SET PROBLEM: Copy out each line of the material below with no changes.

Extracted data entries
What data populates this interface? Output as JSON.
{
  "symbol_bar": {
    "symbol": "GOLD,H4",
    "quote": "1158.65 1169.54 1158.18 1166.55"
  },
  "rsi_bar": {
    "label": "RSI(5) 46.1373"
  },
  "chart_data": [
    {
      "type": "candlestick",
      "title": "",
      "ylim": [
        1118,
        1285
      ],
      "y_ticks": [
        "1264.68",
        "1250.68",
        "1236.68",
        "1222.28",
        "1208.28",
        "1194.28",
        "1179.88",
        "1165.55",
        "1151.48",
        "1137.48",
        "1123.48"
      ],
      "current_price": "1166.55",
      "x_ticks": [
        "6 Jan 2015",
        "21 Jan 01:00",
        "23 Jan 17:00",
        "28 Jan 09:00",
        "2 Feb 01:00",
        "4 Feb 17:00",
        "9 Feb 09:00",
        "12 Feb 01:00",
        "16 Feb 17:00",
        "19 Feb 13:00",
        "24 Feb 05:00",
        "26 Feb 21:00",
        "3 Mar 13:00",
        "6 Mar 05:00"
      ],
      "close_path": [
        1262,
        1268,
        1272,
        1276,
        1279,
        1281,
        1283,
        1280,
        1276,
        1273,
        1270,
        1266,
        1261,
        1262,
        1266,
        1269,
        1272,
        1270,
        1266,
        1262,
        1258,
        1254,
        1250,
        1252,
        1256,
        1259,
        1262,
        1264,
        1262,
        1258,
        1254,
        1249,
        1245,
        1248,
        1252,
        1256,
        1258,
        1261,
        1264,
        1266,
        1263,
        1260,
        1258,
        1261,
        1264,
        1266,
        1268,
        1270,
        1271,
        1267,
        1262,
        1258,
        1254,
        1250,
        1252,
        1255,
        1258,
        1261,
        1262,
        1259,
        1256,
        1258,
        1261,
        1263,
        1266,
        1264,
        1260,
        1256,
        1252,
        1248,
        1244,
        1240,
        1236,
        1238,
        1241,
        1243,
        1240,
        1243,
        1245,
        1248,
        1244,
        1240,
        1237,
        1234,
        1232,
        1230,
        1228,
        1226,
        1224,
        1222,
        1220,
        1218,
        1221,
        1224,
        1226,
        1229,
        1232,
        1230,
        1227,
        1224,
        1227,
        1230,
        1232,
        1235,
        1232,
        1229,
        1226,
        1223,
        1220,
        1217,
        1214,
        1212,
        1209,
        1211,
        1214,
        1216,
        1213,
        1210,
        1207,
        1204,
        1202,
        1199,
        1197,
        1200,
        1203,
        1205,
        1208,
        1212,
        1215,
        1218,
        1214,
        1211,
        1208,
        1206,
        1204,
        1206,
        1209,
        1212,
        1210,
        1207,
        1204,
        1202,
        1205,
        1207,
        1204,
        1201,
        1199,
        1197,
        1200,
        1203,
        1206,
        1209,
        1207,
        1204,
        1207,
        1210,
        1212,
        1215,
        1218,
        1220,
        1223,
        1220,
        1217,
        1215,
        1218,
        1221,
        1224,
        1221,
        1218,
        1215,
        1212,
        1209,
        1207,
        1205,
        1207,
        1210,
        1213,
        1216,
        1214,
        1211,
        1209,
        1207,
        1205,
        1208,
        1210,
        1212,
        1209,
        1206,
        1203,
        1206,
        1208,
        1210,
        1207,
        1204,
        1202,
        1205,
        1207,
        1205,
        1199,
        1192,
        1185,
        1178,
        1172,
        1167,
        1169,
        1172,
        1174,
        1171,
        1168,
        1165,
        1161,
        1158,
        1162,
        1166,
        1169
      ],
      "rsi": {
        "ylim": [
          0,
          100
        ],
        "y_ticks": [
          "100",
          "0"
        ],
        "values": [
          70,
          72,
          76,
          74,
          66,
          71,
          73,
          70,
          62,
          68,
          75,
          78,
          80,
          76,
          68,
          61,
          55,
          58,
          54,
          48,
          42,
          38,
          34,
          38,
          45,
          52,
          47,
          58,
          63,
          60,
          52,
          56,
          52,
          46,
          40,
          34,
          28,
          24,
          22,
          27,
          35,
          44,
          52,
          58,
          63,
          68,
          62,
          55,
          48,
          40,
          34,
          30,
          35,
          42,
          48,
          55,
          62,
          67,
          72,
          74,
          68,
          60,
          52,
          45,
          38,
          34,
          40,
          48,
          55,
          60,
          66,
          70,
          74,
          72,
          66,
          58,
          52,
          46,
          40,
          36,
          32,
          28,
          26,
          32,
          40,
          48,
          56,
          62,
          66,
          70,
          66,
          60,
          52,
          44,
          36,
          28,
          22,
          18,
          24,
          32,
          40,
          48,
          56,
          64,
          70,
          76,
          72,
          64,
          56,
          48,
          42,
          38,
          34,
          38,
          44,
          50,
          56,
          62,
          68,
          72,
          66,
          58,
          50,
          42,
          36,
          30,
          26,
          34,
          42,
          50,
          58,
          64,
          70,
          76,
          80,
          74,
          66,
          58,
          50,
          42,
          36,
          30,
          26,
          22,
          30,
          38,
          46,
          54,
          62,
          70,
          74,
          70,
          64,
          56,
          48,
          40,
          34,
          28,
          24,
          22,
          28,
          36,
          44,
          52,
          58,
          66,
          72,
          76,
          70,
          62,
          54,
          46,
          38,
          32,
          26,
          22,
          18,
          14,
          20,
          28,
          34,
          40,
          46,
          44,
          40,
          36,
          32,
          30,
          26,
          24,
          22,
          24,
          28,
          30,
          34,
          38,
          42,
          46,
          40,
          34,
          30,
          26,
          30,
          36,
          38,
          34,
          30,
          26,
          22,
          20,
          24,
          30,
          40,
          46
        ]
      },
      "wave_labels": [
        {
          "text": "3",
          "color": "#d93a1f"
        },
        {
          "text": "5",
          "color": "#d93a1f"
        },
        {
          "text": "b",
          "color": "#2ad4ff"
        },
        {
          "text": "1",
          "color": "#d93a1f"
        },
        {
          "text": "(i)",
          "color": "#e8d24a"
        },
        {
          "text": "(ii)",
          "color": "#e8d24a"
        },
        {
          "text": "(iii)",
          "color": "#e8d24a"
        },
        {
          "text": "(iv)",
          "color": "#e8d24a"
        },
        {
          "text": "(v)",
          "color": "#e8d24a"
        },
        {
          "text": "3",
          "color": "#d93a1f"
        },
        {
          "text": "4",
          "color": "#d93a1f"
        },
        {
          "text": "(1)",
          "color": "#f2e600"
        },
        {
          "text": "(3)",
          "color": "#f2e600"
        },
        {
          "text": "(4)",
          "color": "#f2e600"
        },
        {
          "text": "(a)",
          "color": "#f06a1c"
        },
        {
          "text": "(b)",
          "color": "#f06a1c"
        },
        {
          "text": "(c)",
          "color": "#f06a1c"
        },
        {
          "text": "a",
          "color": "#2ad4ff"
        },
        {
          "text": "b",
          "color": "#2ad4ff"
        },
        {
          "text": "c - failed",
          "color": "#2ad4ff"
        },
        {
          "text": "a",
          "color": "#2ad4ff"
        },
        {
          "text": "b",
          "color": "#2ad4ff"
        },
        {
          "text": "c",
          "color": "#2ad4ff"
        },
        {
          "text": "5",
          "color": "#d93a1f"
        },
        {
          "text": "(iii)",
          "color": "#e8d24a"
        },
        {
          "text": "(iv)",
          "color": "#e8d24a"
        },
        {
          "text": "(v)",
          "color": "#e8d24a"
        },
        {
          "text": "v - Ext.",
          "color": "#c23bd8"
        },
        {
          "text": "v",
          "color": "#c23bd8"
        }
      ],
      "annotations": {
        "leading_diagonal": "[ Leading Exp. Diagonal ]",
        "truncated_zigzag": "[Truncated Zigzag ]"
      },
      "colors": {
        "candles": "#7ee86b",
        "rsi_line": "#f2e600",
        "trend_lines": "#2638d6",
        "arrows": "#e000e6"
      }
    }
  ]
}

RESULT OF THIS TASK:
What data populates this interface? Output as JSON.
{
  "symbol_bar": {
    "symbol": "GOLD,H4",
    "quote": "1158.65 1169.54 1158.18 1166.55"
  },
  "rsi_bar": {
    "label": "RSI(5) 46.1373"
  },
  "chart_data": [
    {
      "type": "candlestick",
      "title": "",
      "ylim": [
        1118,
        1285
      ],
      "y_ticks": [
        "1264.68",
        "1250.68",
        "1236.68",
        "1222.28",
        "1208.28",
        "1194.28",
        "1179.88",
        "1165.55",
        "1151.48",
        "1137.48",
        "1123.48"
      ],
      "current_price": "1166.55",
      "x_ticks": [
        "6 Jan 2015",
        "21 Jan 01:00",
        "23 Jan 17:00",
        "28 Jan 09:00",
        "2 Feb 01:00",
        "4 Feb 17:00",
        "9 Feb 09:00",
        "12 Feb 01:00",
        "16 Feb 17:00",
        "19 Feb 13:00",
        "24 Feb 05:00",
        "26 Feb 21:00",
        "3 Mar 13:00",
        "6 Mar 05:00"
      ],
      "close_path": [
        1262,
        1268,
        1272,
        1276,
        1279,
        1281,
        1283,
        1280,
        1276,
        1273,
        1270,
        1266,
        1261,
        1262,
        1266,
        1269,
        1272,
        1270,
        1266,
        1262,
        1258,
        1254,
        1250,
        1252,
        1256,
        1259,
        1262,
        1264,
        1262,
        1258,
        1254,
        1249,
        1245,
        1248,
        1252,
        1256,
        1258,
        1261,
        1264,
        1266,
        1263,
        1260,
        1258,
        1261,
        1264,
        1266,
        1268,
        1270,
        1271,
        1267,
        1262,
        1258,
        1254,
        1250,
        1252,
        1255,
        1258,
        1261,
        1262,
        1259,
        1256,
        1258,
        1261,
        1263,
        1266,
        1264,
        1260,
        1256,
        1252,
        1248,
        1244,
        1240,
        1236,
        1238,
        1241,
        1243,
        1240,
        1243,
        1245,
        1248,
        1244,
        1240,
        1237,
        1234,
        1232,
        1230,
        1228,
        1226,
        1224,
        1222,
        1220,
        1218,
        1221,
        1224,
        1226,
        1229,
        1232,
        1230,
        1227,
        1224,
        1227,
        1230,
        1232,
        1235,
        1232,
        1229,
        1226,
        1223,
        1220,
        1217,
        1214,
        1212,
        1209,
        1211,
        1214,
        1216,
        1213,
        1210,
        1207,
        1204,
        1202,
        1199,
        1197,
        1200,
        1203,
        1205,
        1208,
        1212,
        1215,
        1218,
        1214,
        1211,
        1208,
        1206,
        1204,
        1206,
        1209,
        1212,
        1210,
        1207,
        1204,
        1202,
        1205,
        1207,
        1204,
        1201,
        1199,
        1197,
        1200,
        1203,
        1206,
        1209,
        1207,
        1204,
        1207,
        1210,
        1212,
        1215,
        1218,
        1220,
        1223,
        1220,
        1217,
        1215,
        1218,
        1221,
        1224,
        1221,
        1218,
        1215,
        1212,
        1209,
        1207,
        1205,
        1207,
        1210,
        1213,
        1216,
        1214,
        1211,
        1209,
        1207,
        1205,
        1208,
        1210,
        1212,
        1209,
        1206,
        1203,
        1206,
        1208,
        1210,
        1207,
        1204,
        1202,
        1205,
        1207,
        1205,
        1199,
        1192,
        1185,
        1178,
        1172,
        1167,
        1169,
        1172,
        1174,
        1171,
        1168,
        1165,
        1161,
        1158,
        1162,
        1166,
        1169
      ],
      "rsi": {
        "ylim": [
          0,
          100
        ],
        "y_ticks": [
          "100",
          "0"
        ],
        "values": [
          70,
          72,
          76,
          74,
          66,
          71,
          73,
          70,
          62,
          68,
          75,
          78,
          80,
          76,
          68,
          61,
          55,
          58,
          54,
          48,
          42,
          38,
          34,
          38,
          45,
          52,
          47,
          58,
          63,
          60,
          52,
          56,
          52,
          46,
          40,
          34,
          28,
          24,
          22,
          27,
          35,
          44,
          52,
          58,
          63,
          68,
          62,
          55,
          48,
          40,
          34,
          30,
          35,
          42,
          48,
          55,
          62,
          67,
          72,
          74,
          68,
          60,
          52,
          45,
          38,
          34,
          40,
          48,
          55,
          60,
          66,
          70,
          74,
          72,
          66,
          58,
          52,
          46,
          40,
          36,
          32,
          28,
          26,
          32,
          40,
          48,
          56,
          62,
          66,
          70,
          66,
          60,
          52,
          44,
          36,
          28,
          22,
          18,
          24,
          32,
          40,
          48,
          56,
          64,
          70,
          76,
          72,
          64,
          56,
          48,
          42,
          38,
          34,
          38,
          44,
          50,
          56,
          62,
          68,
          72,
          66,
          58,
          50,
          42,
          36,
          30,
          26,
          34,
          42,
          50,
          58,
          64,
          70,
          76,
          80,
          74,
          66,
          58,
          50,
          42,
          36,
          30,
          26,
          22,
          30,
          38,
          46,
          54,
          62,
          70,
          74,
          70,
          64,
          56,
          48,
          40,
          34,
          28,
          24,
          22,
          28,
          36,
          44,
          52,
          58,
          66,
          72,
          76,
          70,
          62,
          54,
          46,
          38,
          32,
          26,
          22,
          18,
          14,
          20,
          28,
          34,
          40,
          46,
          44,
          40,
          36,
          32,
          30,
          26,
          24,
          22,
          24,
          28,
          30,
          34,
          38,
          42,
          46,
          40,
          34,
          30,
          26,
          30,
          36,
          38,
          34,
          30,
          26,
          22,
          20,
          24,
          30,
          40,
          46
        ]
      },
      "wave_labels": [
        {
          "text": "3",
          "color": "#d93a1f"
        },
        {
          "text": "5",
          "color": "#d93a1f"
        },
        {
          "text": "b",
          "color": "#2ad4ff"
        },
        {
          "text": "1",
          "color": "#d93a1f"
        },
        {
          "text": "(i)",
          "color": "#e8d24a"
        },
        {
          "text": "(ii)",
          "color": "#e8d24a"
        },
        {
          "text": "(iii)",
          "color": "#e8d24a"
        },
        {
          "text": "(iv)",
          "color": "#e8d24a"
        },
        {
          "text": "(v)",
          "color": "#e8d24a"
        },
        {
          "text": "3",
          "color": "#d93a1f"
        },
        {
          "text": "4",
          "color": "#d93a1f"
        },
        {
          "text": "(1)",
          "color": "#f2e600"
        },
        {
          "text": "(3)",
          "color": "#f2e600"
        },
        {
          "text": "(4)",
          "color": "#f2e600"
        },
        {
          "text": "(a)",
          "color": "#f06a1c"
        },
        {
          "text": "(b)",
          "color": "#f06a1c"
        },
        {
          "text": "(c)",
          "color": "#f06a1c"
        },
        {
          "text": "a",
          "color": "#2ad4ff"
        },
        {
          "text": "b",
          "color": "#2ad4ff"
        },
        {
          "text": "c - failed",
          "color": "#2ad4ff"
        },
        {
          "text": "a",
          "color": "#2ad4ff"
        },
        {
          "text": "b",
          "color": "#2ad4ff"
        },
        {
          "text": "c",
          "color": "#2ad4ff"
        },
        {
          "text": "5",
          "color": "#d93a1f"
        },
        {
          "text": "(iii)",
          "color": "#e8d24a"
        },
        {
          "text": "(iv)",
          "color": "#e8d24a"
        },
        {
          "text": "(v)",
          "color": "#e8d24a"
        },
        {
          "text": "v - Ext.",
          "color": "#c23bd8"
        },
        {
          "text": "v",
          "color": "#c23bd8"
        }
      ],
      "annotations": {
        "leading_diagonal": "[ Leading Exp. Diagonal ]",
        "truncated_zigzag": "[Truncated Zigzag ]"
      },
      "colors": {
        "candles": "#7ee86b",
        "rsi_line": "#f2e600",
        "trend_lines": "#2638d6",
        "arrows": "#e000e6"
      }
    }
  ]
}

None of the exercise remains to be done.